(Stored data entries)
________________________
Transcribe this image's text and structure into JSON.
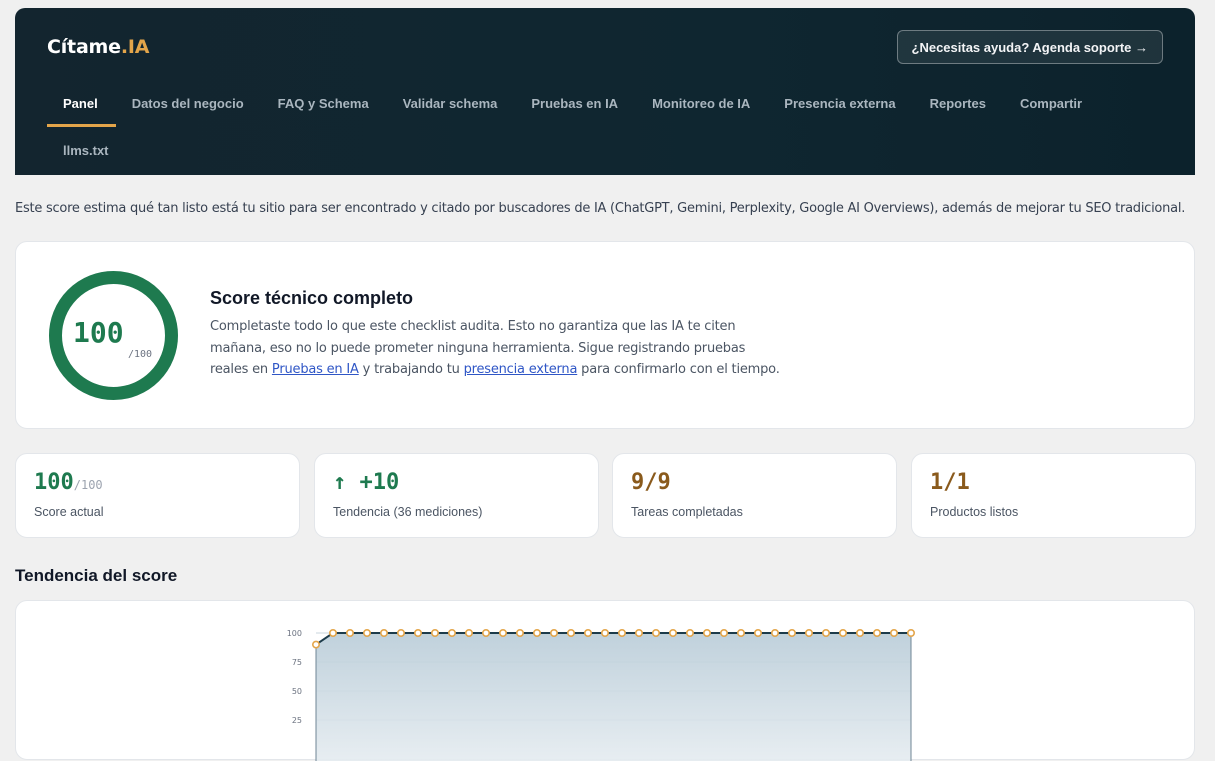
{
  "brand": {
    "name": "Cítame",
    "accent": ".IA"
  },
  "header": {
    "support_label": "¿Necesitas ayuda? Agenda soporte →"
  },
  "nav": {
    "tabs": [
      {
        "label": "Panel",
        "active": true
      },
      {
        "label": "Datos del negocio"
      },
      {
        "label": "FAQ y Schema"
      },
      {
        "label": "Validar schema"
      },
      {
        "label": "Pruebas en IA"
      },
      {
        "label": "Monitoreo de IA"
      },
      {
        "label": "Presencia externa"
      },
      {
        "label": "Reportes"
      },
      {
        "label": "Compartir"
      },
      {
        "label": "llms.txt"
      }
    ]
  },
  "intro": "Este score estima qué tan listo está tu sitio para ser encontrado y citado por buscadores de IA (ChatGPT, Gemini, Perplexity, Google AI Overviews), además de mejorar tu SEO tradicional.",
  "score": {
    "value": "100",
    "max": "/100",
    "progress": 1.0,
    "title": "Score técnico completo",
    "text_a": "Completaste todo lo que este checklist audita. Esto no garantiza que las IA te citen mañana, eso no lo puede prometer ninguna herramienta. Sigue registrando pruebas reales en ",
    "link1": "Pruebas en IA",
    "text_b": " y trabajando tu ",
    "link2": "presencia externa",
    "text_c": " para confirmarlo con el tiempo."
  },
  "stats": [
    {
      "value": "100",
      "max": "/100",
      "label": "Score actual"
    },
    {
      "value": "↑ +10",
      "label": "Tendencia (36 mediciones)"
    },
    {
      "value": "9/9",
      "label": "Tareas completadas"
    },
    {
      "value": "1/1",
      "label": "Productos listos"
    }
  ],
  "trend_title": "Tendencia del score",
  "colors": {
    "accent": "#e3a54a",
    "success": "#1e7a4f",
    "header_bg": "#0f2630",
    "line": "#1d3b4a",
    "point": "#e3a54a"
  },
  "chart_data": {
    "type": "line",
    "y_ticks": [
      "100",
      "75",
      "50",
      "25"
    ],
    "ylim": [
      0,
      100
    ],
    "x": [
      1,
      2,
      3,
      4,
      5,
      6,
      7,
      8,
      9,
      10,
      11,
      12,
      13,
      14,
      15,
      16,
      17,
      18,
      19,
      20,
      21,
      22,
      23,
      24,
      25,
      26,
      27,
      28,
      29,
      30,
      31,
      32,
      33,
      34,
      35,
      36
    ],
    "values": [
      90,
      100,
      100,
      100,
      100,
      100,
      100,
      100,
      100,
      100,
      100,
      100,
      100,
      100,
      100,
      100,
      100,
      100,
      100,
      100,
      100,
      100,
      100,
      100,
      100,
      100,
      100,
      100,
      100,
      100,
      100,
      100,
      100,
      100,
      100,
      100
    ],
    "grid": true,
    "fill": "area"
  }
}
________________________
→ Exercise directions
Copy the data word for word. Pictures do not go in the copy.

→ Full response
Transcribe this image's text and structure into JSON.
{
  "brand": {
    "name": "Cítame",
    "accent": ".IA"
  },
  "header": {
    "support_label": "¿Necesitas ayuda? Agenda soporte →"
  },
  "nav": {
    "tabs": [
      {
        "label": "Panel",
        "active": true
      },
      {
        "label": "Datos del negocio"
      },
      {
        "label": "FAQ y Schema"
      },
      {
        "label": "Validar schema"
      },
      {
        "label": "Pruebas en IA"
      },
      {
        "label": "Monitoreo de IA"
      },
      {
        "label": "Presencia externa"
      },
      {
        "label": "Reportes"
      },
      {
        "label": "Compartir"
      },
      {
        "label": "llms.txt"
      }
    ]
  },
  "intro": "Este score estima qué tan listo está tu sitio para ser encontrado y citado por buscadores de IA (ChatGPT, Gemini, Perplexity, Google AI Overviews), además de mejorar tu SEO tradicional.",
  "score": {
    "value": "100",
    "max": "/100",
    "progress": 1.0,
    "title": "Score técnico completo",
    "text_a": "Completaste todo lo que este checklist audita. Esto no garantiza que las IA te citen mañana, eso no lo puede prometer ninguna herramienta. Sigue registrando pruebas reales en ",
    "link1": "Pruebas en IA",
    "text_b": " y trabajando tu ",
    "link2": "presencia externa",
    "text_c": " para confirmarlo con el tiempo."
  },
  "stats": [
    {
      "value": "100",
      "max": "/100",
      "label": "Score actual"
    },
    {
      "value": "↑ +10",
      "label": "Tendencia (36 mediciones)"
    },
    {
      "value": "9/9",
      "label": "Tareas completadas"
    },
    {
      "value": "1/1",
      "label": "Productos listos"
    }
  ],
  "trend_title": "Tendencia del score",
  "colors": {
    "accent": "#e3a54a",
    "success": "#1e7a4f",
    "header_bg": "#0f2630",
    "line": "#1d3b4a",
    "point": "#e3a54a"
  },
  "chart_data": {
    "type": "line",
    "y_ticks": [
      "100",
      "75",
      "50",
      "25"
    ],
    "ylim": [
      0,
      100
    ],
    "x": [
      1,
      2,
      3,
      4,
      5,
      6,
      7,
      8,
      9,
      10,
      11,
      12,
      13,
      14,
      15,
      16,
      17,
      18,
      19,
      20,
      21,
      22,
      23,
      24,
      25,
      26,
      27,
      28,
      29,
      30,
      31,
      32,
      33,
      34,
      35,
      36
    ],
    "values": [
      90,
      100,
      100,
      100,
      100,
      100,
      100,
      100,
      100,
      100,
      100,
      100,
      100,
      100,
      100,
      100,
      100,
      100,
      100,
      100,
      100,
      100,
      100,
      100,
      100,
      100,
      100,
      100,
      100,
      100,
      100,
      100,
      100,
      100,
      100,
      100
    ],
    "grid": true,
    "fill": "area"
  }
}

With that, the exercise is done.